─── Dataset entries

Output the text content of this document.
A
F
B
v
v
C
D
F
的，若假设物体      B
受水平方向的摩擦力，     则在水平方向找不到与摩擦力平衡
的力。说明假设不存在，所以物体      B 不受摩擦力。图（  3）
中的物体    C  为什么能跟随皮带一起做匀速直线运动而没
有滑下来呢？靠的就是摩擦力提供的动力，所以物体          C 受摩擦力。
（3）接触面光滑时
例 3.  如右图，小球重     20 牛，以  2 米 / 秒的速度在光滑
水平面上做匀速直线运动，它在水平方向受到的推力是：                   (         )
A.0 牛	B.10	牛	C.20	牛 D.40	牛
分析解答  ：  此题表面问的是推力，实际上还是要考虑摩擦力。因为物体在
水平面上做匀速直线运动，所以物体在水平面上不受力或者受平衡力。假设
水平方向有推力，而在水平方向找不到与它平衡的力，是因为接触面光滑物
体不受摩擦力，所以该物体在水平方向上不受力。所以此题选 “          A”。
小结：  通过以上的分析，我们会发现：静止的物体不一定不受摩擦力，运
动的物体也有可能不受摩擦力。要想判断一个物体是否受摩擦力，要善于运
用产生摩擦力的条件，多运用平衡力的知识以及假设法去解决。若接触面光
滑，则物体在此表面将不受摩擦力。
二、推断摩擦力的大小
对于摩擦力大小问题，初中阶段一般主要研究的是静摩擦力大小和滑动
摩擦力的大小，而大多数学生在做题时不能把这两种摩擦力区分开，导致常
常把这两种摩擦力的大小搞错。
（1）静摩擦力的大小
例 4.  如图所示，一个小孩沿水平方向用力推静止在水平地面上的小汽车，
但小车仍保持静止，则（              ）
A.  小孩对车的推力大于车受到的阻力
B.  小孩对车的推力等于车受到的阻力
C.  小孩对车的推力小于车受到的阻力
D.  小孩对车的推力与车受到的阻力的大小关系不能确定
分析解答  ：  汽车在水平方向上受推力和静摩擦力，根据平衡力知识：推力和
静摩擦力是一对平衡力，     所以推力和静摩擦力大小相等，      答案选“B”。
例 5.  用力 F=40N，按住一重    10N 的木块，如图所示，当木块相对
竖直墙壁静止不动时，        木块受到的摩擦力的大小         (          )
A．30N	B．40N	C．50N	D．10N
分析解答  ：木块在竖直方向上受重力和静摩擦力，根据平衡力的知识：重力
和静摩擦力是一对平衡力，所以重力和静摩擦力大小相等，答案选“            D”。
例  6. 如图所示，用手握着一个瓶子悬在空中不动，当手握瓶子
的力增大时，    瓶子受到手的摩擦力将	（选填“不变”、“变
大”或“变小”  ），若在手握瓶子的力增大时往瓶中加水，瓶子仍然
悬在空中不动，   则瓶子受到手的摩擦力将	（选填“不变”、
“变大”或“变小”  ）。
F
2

──────

## Task
Each line in the listing above either holds the string "如图所示" or does not; state how many do, giving the number only.

## Correct answer
3